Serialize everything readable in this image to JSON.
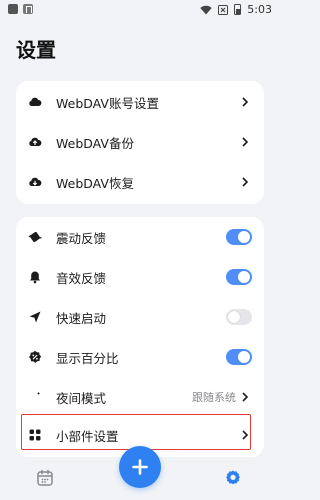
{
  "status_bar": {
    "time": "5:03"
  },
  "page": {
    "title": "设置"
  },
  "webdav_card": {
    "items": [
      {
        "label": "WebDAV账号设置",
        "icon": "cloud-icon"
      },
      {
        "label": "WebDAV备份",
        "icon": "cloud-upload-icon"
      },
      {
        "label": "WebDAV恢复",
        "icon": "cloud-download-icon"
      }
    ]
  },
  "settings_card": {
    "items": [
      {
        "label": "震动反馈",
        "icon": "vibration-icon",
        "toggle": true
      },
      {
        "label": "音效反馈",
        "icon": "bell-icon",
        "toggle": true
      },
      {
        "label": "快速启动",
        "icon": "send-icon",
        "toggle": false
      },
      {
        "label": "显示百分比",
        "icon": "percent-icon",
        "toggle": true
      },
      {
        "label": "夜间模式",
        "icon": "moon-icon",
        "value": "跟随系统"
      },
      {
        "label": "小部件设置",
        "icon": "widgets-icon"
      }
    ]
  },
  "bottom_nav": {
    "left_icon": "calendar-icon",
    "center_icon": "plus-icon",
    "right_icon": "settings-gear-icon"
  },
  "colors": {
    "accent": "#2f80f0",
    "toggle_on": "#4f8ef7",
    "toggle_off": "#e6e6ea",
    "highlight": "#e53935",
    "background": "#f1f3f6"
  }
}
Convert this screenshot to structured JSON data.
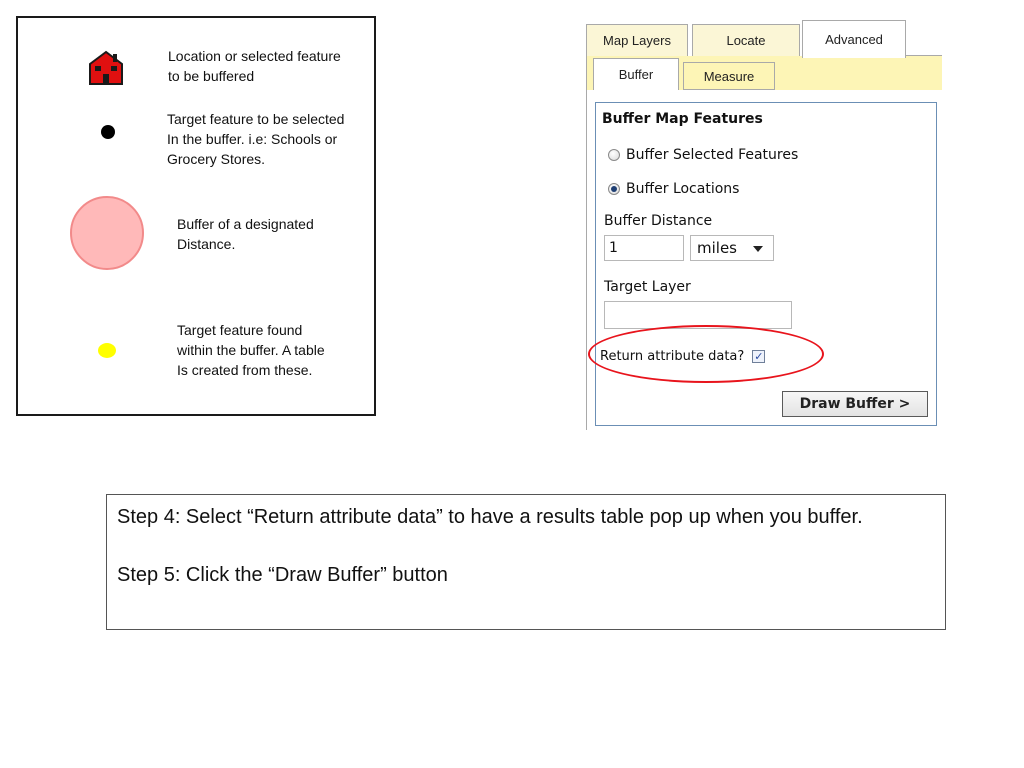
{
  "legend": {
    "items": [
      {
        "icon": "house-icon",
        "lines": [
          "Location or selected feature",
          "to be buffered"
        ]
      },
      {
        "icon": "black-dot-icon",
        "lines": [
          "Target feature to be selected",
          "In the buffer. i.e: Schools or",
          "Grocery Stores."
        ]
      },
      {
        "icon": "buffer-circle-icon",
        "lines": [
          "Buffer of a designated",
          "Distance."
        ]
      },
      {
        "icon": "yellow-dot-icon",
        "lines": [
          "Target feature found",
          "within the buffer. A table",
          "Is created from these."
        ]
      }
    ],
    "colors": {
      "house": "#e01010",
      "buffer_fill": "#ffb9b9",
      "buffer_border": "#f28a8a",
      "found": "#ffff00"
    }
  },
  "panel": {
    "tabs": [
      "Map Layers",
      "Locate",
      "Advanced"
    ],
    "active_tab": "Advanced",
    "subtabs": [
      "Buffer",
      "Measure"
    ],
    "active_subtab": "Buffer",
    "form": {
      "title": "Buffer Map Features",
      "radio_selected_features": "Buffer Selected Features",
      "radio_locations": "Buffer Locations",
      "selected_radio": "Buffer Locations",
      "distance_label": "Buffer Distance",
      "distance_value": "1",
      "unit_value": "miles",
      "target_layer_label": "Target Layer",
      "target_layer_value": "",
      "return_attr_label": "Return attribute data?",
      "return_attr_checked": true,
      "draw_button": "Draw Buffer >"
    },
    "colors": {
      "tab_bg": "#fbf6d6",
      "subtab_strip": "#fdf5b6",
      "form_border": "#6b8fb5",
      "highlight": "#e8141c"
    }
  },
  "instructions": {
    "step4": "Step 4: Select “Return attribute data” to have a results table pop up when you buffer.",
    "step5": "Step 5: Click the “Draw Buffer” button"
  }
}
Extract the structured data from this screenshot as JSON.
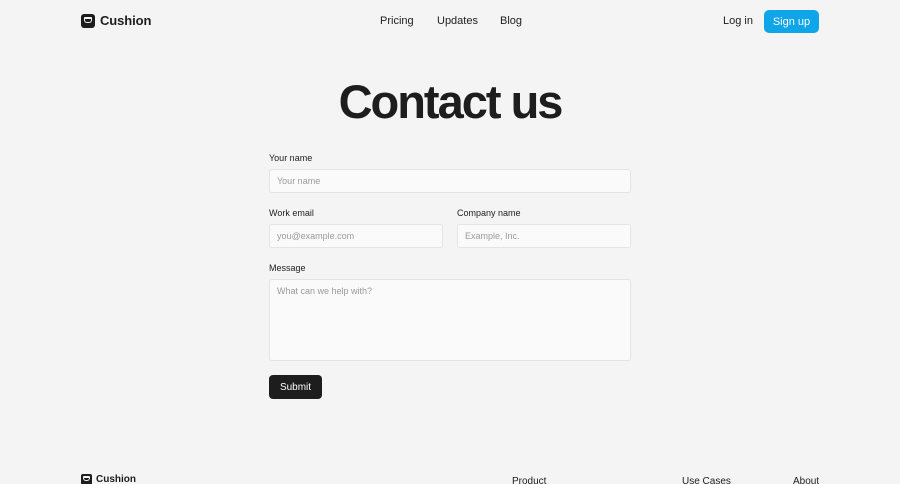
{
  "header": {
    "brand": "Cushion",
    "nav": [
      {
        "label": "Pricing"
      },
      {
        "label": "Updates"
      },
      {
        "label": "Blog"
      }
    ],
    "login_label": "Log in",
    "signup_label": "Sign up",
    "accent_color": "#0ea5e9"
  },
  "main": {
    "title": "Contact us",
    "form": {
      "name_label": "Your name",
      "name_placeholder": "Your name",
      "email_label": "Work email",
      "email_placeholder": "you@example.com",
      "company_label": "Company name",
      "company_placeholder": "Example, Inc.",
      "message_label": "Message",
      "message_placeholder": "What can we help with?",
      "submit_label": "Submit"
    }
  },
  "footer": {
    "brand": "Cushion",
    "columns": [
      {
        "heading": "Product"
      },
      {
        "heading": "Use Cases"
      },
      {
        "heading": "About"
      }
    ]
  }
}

☆ ☆ ☆ ☆ ☆ ☆ ☆

● **Exercise requirements**
Using the records above, select and copy every line that has the word "from".

● **Answer for this exercise**
          "Is created from these."
Extract the structured data from this screenshot as JSON.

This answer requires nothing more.